REQUIRED TASK: Go to the line that contains "Transcribe the text in this document." and extract it along with every line after it, exactly, through the end of the data below.

RECORD EXCERPTS:
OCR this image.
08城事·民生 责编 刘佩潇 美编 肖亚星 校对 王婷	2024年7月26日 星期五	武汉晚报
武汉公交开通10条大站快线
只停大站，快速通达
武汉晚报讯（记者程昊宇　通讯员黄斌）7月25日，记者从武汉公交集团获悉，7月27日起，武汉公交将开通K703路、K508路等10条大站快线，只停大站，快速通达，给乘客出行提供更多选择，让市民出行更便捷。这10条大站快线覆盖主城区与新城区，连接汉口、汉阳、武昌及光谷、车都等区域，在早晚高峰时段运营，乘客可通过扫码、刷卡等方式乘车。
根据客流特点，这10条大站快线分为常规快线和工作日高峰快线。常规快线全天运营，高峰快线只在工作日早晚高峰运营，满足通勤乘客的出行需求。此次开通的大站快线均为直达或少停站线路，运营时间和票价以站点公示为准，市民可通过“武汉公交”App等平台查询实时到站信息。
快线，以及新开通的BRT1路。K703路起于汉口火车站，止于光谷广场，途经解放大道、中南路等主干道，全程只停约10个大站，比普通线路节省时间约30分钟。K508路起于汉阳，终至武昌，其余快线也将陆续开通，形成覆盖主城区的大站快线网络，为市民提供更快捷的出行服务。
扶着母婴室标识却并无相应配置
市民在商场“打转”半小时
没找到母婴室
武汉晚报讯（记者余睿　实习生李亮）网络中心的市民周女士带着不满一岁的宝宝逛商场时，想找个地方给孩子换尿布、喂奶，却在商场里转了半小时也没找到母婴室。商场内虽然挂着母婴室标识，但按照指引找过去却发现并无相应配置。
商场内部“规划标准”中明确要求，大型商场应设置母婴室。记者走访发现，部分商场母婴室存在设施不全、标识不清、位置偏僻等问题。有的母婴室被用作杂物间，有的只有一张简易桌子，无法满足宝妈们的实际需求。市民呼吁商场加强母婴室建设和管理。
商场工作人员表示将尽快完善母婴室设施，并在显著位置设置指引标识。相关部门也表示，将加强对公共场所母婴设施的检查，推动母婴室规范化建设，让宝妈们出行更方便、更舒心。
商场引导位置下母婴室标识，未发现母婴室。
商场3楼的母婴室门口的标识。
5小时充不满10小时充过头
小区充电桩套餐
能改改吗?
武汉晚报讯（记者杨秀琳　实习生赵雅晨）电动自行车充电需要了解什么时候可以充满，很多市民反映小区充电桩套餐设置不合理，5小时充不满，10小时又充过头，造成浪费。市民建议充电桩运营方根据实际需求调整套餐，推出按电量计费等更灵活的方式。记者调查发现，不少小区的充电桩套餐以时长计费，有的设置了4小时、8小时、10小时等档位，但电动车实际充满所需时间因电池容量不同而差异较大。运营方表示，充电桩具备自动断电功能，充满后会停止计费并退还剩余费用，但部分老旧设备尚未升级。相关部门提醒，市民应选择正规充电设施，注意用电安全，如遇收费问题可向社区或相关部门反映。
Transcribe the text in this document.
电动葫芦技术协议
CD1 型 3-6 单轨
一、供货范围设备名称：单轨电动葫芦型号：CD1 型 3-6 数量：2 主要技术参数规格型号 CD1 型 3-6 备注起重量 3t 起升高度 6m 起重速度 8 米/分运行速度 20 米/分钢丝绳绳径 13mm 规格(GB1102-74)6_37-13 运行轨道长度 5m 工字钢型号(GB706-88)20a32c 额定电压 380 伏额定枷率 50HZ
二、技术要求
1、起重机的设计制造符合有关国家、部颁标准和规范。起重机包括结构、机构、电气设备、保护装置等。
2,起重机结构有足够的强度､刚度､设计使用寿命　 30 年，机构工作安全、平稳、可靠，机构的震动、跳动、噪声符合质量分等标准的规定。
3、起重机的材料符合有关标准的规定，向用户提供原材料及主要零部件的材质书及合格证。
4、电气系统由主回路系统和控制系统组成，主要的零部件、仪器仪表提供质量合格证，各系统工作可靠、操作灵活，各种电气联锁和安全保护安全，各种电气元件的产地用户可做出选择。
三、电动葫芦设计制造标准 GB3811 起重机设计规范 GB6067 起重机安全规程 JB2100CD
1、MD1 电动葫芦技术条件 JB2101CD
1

OUTPUT FOR THIS TASK:
Transcribe the text in this document.
电动葫芦技术协议
CD1 型 3-6 单轨
一、供货范围设备名称：单轨电动葫芦型号：CD1 型 3-6 数量：2 主要技术参数规格型号 CD1 型 3-6 备注起重量 3t 起升高度 6m 起重速度 8 米/分运行速度 20 米/分钢丝绳绳径 13mm 规格(GB1102-74)6_37-13 运行轨道长度 5m 工字钢型号(GB706-88)20a32c 额定电压 380 伏额定枷率 50HZ
二、技术要求
1、起重机的设计制造符合有关国家、部颁标准和规范。起重机包括结构、机构、电气设备、保护装置等。
2,起重机结构有足够的强度､刚度､设计使用寿命　 30 年，机构工作安全、平稳、可靠，机构的震动、跳动、噪声符合质量分等标准的规定。
3、起重机的材料符合有关标准的规定，向用户提供原材料及主要零部件的材质书及合格证。
4、电气系统由主回路系统和控制系统组成，主要的零部件、仪器仪表提供质量合格证，各系统工作可靠、操作灵活，各种电气联锁和安全保护安全，各种电气元件的产地用户可做出选择。
三、电动葫芦设计制造标准 GB3811 起重机设计规范 GB6067 起重机安全规程 JB2100CD
1、MD1 电动葫芦技术条件 JB2101CD
1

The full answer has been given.